-- What you have to do --
Output the material below in its entirety, exactly as given.

-- Material to process --
▶

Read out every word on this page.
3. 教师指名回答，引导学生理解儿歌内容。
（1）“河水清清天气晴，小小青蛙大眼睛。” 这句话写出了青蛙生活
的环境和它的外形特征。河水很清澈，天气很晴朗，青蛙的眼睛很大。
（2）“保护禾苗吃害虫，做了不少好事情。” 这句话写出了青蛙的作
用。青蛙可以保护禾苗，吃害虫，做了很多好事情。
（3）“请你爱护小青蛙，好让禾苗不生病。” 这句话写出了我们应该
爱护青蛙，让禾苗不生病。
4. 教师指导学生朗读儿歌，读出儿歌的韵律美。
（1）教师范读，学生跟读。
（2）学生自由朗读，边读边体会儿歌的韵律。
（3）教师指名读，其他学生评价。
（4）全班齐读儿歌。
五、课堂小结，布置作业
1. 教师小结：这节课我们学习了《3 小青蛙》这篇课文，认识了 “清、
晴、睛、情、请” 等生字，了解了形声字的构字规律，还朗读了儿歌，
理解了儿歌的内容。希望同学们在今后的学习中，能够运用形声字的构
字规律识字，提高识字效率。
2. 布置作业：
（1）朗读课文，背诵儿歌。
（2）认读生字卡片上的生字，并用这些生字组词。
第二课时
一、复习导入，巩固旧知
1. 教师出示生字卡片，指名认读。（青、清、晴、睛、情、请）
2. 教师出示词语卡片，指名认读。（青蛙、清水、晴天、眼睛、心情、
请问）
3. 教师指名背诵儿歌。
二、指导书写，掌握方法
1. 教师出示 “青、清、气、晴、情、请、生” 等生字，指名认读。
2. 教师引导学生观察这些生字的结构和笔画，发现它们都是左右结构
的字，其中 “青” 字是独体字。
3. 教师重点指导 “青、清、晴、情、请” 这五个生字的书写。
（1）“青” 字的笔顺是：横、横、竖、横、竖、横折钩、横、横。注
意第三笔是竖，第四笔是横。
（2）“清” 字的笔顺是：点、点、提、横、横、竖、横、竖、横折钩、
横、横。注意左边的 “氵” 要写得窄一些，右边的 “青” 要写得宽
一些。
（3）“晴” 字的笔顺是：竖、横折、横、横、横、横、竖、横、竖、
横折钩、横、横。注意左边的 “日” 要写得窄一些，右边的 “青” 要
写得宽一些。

◀

-- Exercise solution --
Read out every word on this page.
3. 教师指名回答，引导学生理解儿歌内容。
（1）“河水清清天气晴，小小青蛙大眼睛。” 这句话写出了青蛙生活
的环境和它的外形特征。河水很清澈，天气很晴朗，青蛙的眼睛很大。
（2）“保护禾苗吃害虫，做了不少好事情。” 这句话写出了青蛙的作
用。青蛙可以保护禾苗，吃害虫，做了很多好事情。
（3）“请你爱护小青蛙，好让禾苗不生病。” 这句话写出了我们应该
爱护青蛙，让禾苗不生病。
4. 教师指导学生朗读儿歌，读出儿歌的韵律美。
（1）教师范读，学生跟读。
（2）学生自由朗读，边读边体会儿歌的韵律。
（3）教师指名读，其他学生评价。
（4）全班齐读儿歌。
五、课堂小结，布置作业
1. 教师小结：这节课我们学习了《3 小青蛙》这篇课文，认识了 “清、
晴、睛、情、请” 等生字，了解了形声字的构字规律，还朗读了儿歌，
理解了儿歌的内容。希望同学们在今后的学习中，能够运用形声字的构
字规律识字，提高识字效率。
2. 布置作业：
（1）朗读课文，背诵儿歌。
（2）认读生字卡片上的生字，并用这些生字组词。
第二课时
一、复习导入，巩固旧知
1. 教师出示生字卡片，指名认读。（青、清、晴、睛、情、请）
2. 教师出示词语卡片，指名认读。（青蛙、清水、晴天、眼睛、心情、
请问）
3. 教师指名背诵儿歌。
二、指导书写，掌握方法
1. 教师出示 “青、清、气、晴、情、请、生” 等生字，指名认读。
2. 教师引导学生观察这些生字的结构和笔画，发现它们都是左右结构
的字，其中 “青” 字是独体字。
3. 教师重点指导 “青、清、晴、情、请” 这五个生字的书写。
（1）“青” 字的笔顺是：横、横、竖、横、竖、横折钩、横、横。注
意第三笔是竖，第四笔是横。
（2）“清” 字的笔顺是：点、点、提、横、横、竖、横、竖、横折钩、
横、横。注意左边的 “氵” 要写得窄一些，右边的 “青” 要写得宽
一些。
（3）“晴” 字的笔顺是：竖、横折、横、横、横、横、竖、横、竖、
横折钩、横、横。注意左边的 “日” 要写得窄一些，右边的 “青” 要
写得宽一些。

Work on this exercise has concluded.